----- Kaynak metin -----
4 Ocak 2012

Kıskançlık nedeniyle büyük bir cehennem yaratırız ve kıskançlık nedeniyle çok acımasız oluruz

Kıskançlık karşılaştırmadır. Bize karşılaştırma öğretilmiştir; karşılaştırmaya, her zaman karşılaştırmaya koşullanmışızdır. Başka birinin daha iyi bir evi vardır, başka birinin daha güzel bir vücudu vardır, başka birinin daha fazla parası vardır, başka birinin de daha karizmatik bir kişiliği vardır. Karşılaştırırsan, kendini her geçenle karşılaştırırsan, sonuç büyük bir kıskançlık olacaktır; bu, karşılaştırma için koşullanmanın bir yan ürünüdür.

 

Böyle yapmazsan, kıyaslamayı bırakırsan, kıskançlık yok olur. O zaman sadece kendi olduğunu, başka biri olmadığını ve buna ihtiyaç olmadığını bilirsin. Kendini ağaçlarla karşılaştırmaman iyi, yoksa çok kıskanırdın: neden yeşil olmadığını düşünebilirdin. Tanrı’nın çiçeklere karşı değil, sana karşı acımasız davrandığını düşünebilirdin. Kendini kuşlarla, nehirlerle, dağlarla karşılaştırmaman daha iyi; yoksa acı çekerdin. Kendini sadece insanlarla karşılaştırırsın çünkü sadece insanlarla karşılaştırma yapmaya koşullanmışsındır; kendini tavus kuşları veya papağanlarla karşılaştırmazsın. Yoksa gitgide kıskançlığın artardı: kıskançlıkla o kadar dolu olurdun ki, yaşamayı hiç beceremezdin.
-----
*Yapılacaklar:*
1: Kıskançlık metninde "4 Ocak 2012" sözcükleriyle açılıp "bir yan ürünüdür." ile kapanan bölümü düzenleyin ve "karizmatik" yerine "çekici" yazarak yeniden verin.
2: Kıskançlık metnine göre başka birinin daha iyisine sahip olabileceği şeylerin tümünü sıralayın.
Yalnızca kıskançlık metnini kullanın.
----- Veri bölümü -----
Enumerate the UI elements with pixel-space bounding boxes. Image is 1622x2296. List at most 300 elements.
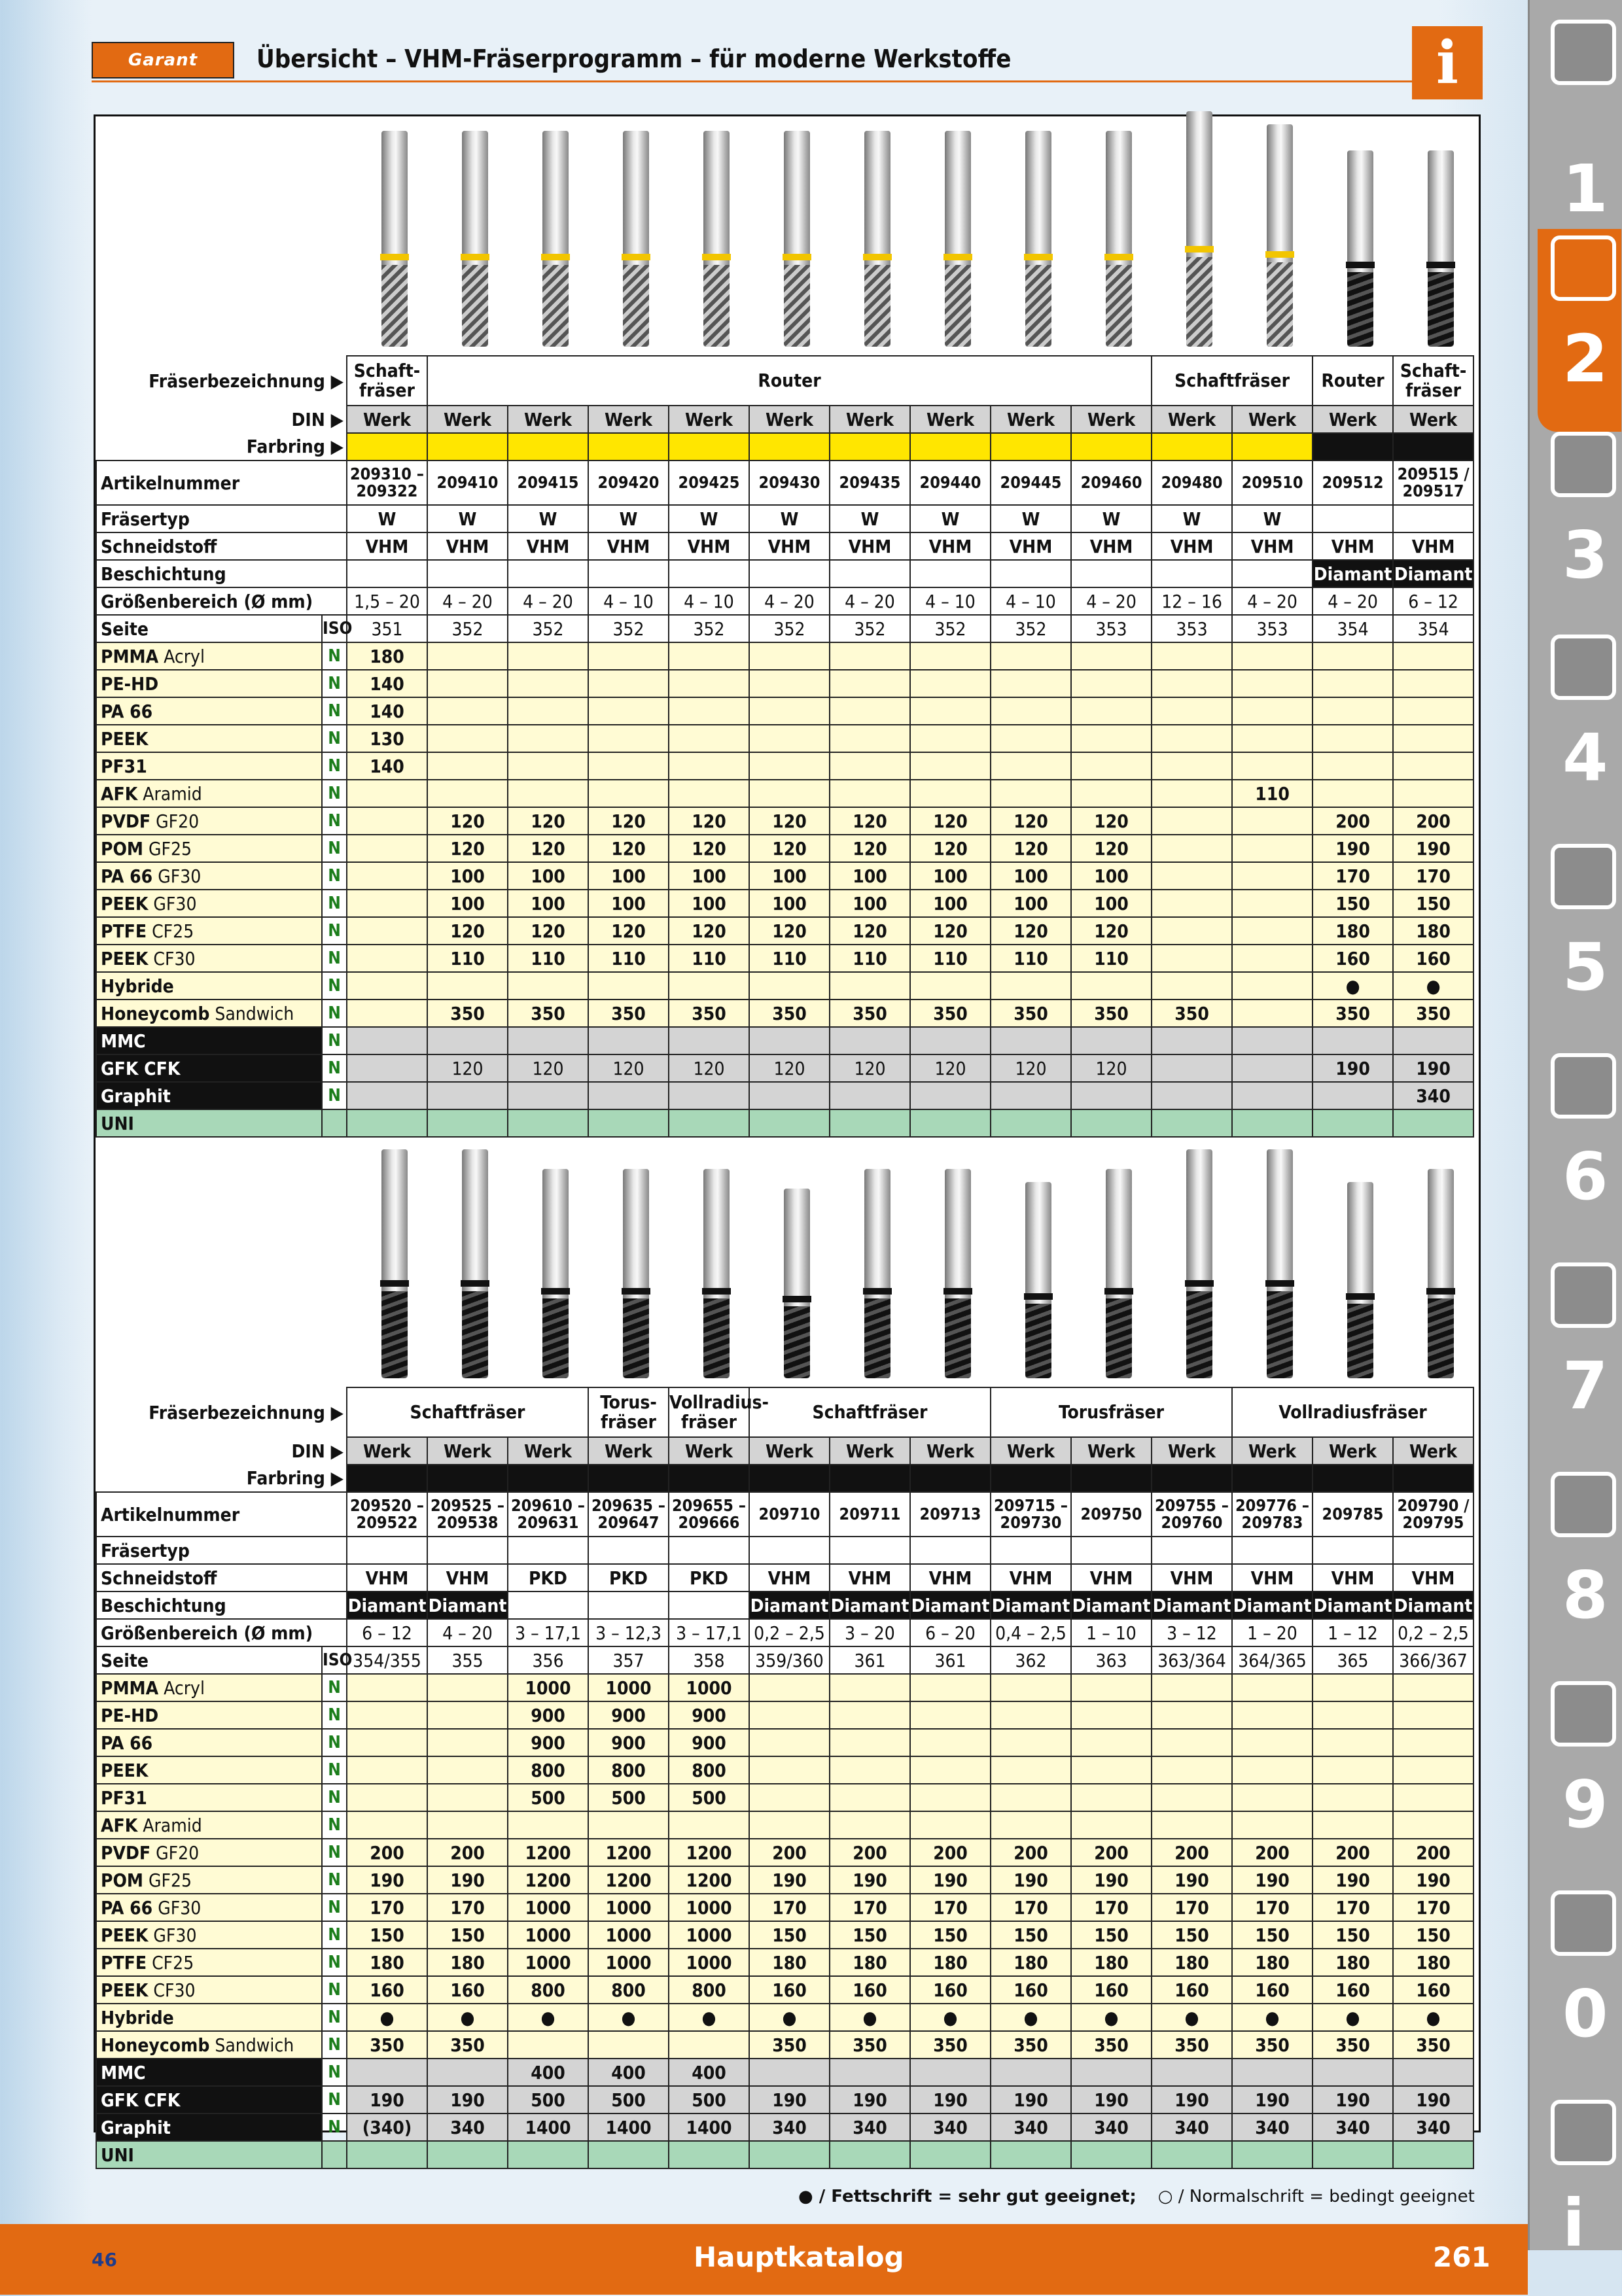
-----
*Alıştırma sonuçları:*
1:
4 Ocak 2012

Kıskançlık nedeniyle büyük bir cehennem yaratırız ve kıskançlık nedeniyle çok acımasız oluruz

Kıskançlık karşılaştırmadır. Bize karşılaştırma öğretilmiştir; karşılaştırmaya, her zaman karşılaştırmaya koşullanmışızdır. Başka birinin daha iyi bir evi vardır, başka birinin daha güzel bir vücudu vardır, başka birinin daha fazla parası vardır, başka birinin de daha çekici bir kişiliği vardır. Karşılaştırırsan, kendini her geçenle karşılaştırırsan, sonuç büyük bir kıskançlık olacaktır; bu, karşılaştırma için koşullanmanın bir yan ürünüdür.

2: daha iyi bir ev, daha güzel bir vücut, daha fazla para, daha karizmatik bir kişilik